* start Listed entries *

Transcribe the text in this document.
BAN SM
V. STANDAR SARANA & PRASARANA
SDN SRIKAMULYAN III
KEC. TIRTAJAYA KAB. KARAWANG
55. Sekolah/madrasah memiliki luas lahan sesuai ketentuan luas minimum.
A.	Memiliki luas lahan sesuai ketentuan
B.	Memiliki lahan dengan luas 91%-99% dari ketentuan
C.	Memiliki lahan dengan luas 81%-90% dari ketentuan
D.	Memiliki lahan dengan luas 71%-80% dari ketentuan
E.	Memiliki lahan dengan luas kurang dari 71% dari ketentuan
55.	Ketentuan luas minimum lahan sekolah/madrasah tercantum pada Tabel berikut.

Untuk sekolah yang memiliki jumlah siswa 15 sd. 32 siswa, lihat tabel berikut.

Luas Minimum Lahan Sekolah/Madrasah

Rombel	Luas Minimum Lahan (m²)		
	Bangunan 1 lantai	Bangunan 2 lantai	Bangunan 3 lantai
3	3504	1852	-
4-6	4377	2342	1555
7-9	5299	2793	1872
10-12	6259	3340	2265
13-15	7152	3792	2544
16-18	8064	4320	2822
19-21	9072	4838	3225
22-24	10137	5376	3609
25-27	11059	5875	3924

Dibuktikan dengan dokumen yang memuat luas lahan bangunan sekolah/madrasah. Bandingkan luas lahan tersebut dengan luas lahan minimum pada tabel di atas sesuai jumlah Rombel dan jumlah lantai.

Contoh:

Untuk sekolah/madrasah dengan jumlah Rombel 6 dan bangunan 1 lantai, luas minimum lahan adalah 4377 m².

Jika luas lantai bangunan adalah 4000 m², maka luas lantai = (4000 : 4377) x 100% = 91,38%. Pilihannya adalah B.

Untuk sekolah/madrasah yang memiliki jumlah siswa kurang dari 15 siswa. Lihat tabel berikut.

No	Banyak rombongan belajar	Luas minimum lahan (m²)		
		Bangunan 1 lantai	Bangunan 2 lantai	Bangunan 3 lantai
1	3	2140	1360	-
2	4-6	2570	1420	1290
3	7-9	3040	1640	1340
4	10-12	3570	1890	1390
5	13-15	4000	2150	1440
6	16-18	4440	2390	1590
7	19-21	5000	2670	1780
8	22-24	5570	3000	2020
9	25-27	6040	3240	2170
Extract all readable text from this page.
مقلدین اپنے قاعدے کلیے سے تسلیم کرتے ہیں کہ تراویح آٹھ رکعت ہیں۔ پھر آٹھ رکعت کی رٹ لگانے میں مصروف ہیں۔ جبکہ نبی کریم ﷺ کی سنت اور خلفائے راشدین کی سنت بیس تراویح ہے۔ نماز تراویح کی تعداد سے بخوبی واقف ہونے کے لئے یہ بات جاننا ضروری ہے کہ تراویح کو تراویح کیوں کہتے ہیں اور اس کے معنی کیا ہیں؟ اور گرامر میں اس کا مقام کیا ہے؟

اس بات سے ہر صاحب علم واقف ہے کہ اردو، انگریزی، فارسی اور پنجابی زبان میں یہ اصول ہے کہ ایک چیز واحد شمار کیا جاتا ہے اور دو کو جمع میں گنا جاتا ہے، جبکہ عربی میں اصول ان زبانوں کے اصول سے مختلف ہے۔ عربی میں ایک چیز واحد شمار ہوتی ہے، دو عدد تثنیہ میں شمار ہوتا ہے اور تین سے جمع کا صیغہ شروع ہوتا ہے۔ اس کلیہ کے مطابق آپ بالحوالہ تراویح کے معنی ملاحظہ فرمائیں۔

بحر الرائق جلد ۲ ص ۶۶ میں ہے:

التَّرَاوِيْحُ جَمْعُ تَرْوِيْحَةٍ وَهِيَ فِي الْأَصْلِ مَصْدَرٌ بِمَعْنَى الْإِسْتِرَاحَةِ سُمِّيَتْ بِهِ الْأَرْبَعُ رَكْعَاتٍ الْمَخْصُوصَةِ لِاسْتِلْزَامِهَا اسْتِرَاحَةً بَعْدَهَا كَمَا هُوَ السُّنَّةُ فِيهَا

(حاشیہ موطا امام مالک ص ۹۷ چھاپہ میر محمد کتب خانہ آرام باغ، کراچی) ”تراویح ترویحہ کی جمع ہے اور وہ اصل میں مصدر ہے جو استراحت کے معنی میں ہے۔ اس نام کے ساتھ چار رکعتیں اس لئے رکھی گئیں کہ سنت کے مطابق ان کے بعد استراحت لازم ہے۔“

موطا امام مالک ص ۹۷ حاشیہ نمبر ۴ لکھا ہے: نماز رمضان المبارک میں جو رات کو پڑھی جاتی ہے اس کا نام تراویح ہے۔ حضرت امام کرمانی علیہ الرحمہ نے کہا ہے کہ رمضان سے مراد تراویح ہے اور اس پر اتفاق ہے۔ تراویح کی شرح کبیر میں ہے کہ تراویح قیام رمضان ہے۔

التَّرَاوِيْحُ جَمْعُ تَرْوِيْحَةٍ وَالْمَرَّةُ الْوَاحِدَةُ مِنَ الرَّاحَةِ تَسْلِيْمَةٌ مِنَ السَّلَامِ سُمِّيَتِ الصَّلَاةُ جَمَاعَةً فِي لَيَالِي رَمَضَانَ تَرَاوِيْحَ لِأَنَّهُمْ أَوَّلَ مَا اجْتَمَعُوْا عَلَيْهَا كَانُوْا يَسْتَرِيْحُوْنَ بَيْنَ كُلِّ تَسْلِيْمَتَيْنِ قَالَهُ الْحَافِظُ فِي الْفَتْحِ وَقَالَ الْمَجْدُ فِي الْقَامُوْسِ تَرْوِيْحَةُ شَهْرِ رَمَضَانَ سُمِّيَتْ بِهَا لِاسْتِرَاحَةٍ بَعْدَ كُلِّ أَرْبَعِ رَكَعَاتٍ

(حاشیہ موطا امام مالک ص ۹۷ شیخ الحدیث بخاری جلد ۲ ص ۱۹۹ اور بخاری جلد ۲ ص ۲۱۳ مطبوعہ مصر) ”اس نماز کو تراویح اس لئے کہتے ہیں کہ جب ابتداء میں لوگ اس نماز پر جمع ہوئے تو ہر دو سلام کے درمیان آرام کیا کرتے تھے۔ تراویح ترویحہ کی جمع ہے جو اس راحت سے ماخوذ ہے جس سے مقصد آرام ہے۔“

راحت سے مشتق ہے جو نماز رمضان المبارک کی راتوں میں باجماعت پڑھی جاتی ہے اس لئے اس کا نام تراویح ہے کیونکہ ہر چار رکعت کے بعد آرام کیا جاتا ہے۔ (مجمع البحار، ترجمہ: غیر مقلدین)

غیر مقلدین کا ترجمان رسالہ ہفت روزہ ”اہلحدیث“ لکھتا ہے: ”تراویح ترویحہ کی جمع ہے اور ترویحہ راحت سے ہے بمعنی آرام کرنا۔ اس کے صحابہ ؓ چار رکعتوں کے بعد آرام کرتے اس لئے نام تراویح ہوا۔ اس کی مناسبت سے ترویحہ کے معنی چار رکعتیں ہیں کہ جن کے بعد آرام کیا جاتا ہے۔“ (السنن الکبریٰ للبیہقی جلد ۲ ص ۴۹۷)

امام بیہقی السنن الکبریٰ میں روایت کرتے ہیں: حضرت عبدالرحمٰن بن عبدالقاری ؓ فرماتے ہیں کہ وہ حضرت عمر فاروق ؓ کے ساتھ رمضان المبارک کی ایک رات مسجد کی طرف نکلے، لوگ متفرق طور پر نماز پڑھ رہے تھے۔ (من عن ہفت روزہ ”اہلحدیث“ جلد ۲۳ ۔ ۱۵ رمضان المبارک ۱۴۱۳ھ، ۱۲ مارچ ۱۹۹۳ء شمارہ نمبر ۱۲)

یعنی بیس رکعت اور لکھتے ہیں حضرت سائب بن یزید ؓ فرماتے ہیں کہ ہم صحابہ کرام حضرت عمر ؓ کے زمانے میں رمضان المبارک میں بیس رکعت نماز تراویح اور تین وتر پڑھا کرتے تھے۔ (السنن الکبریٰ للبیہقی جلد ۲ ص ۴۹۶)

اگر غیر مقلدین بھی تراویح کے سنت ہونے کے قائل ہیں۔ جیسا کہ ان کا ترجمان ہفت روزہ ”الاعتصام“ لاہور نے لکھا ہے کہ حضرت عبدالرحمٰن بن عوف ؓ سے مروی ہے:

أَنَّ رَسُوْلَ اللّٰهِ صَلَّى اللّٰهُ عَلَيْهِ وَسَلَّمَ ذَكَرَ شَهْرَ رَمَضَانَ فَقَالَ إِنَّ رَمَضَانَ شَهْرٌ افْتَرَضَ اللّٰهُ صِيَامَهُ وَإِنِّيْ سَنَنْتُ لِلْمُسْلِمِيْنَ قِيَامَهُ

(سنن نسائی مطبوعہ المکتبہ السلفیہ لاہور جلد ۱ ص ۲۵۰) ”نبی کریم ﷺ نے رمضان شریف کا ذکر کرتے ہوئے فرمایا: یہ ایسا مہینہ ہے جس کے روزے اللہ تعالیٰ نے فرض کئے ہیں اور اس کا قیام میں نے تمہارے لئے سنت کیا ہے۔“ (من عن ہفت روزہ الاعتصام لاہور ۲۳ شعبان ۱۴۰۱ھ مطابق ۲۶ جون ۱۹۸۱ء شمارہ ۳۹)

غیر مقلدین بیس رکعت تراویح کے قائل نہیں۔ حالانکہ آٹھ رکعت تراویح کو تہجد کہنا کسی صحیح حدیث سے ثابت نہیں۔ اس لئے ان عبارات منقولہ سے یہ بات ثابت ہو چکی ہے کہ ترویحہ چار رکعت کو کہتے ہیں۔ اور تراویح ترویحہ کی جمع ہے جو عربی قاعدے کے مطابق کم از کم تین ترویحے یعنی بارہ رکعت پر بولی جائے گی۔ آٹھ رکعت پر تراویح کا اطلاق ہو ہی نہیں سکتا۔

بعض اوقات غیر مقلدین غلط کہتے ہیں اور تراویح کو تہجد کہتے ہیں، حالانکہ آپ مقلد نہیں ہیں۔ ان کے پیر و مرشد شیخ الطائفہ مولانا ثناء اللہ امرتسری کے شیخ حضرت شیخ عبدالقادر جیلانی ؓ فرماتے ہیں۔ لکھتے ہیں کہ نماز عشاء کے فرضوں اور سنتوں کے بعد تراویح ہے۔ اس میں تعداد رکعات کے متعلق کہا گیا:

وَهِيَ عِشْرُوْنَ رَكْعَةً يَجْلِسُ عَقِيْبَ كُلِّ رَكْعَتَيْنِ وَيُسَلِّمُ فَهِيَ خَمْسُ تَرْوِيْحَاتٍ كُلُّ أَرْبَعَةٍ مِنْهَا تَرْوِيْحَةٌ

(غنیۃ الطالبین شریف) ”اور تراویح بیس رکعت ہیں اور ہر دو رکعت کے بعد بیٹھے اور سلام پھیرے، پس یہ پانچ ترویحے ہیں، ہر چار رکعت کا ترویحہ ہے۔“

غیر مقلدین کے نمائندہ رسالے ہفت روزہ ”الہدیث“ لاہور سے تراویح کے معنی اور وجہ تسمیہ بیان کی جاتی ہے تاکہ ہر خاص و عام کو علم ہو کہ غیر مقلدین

* end Listed entries *

Answer with one number: how many lines of the entries above include the word "dari".

5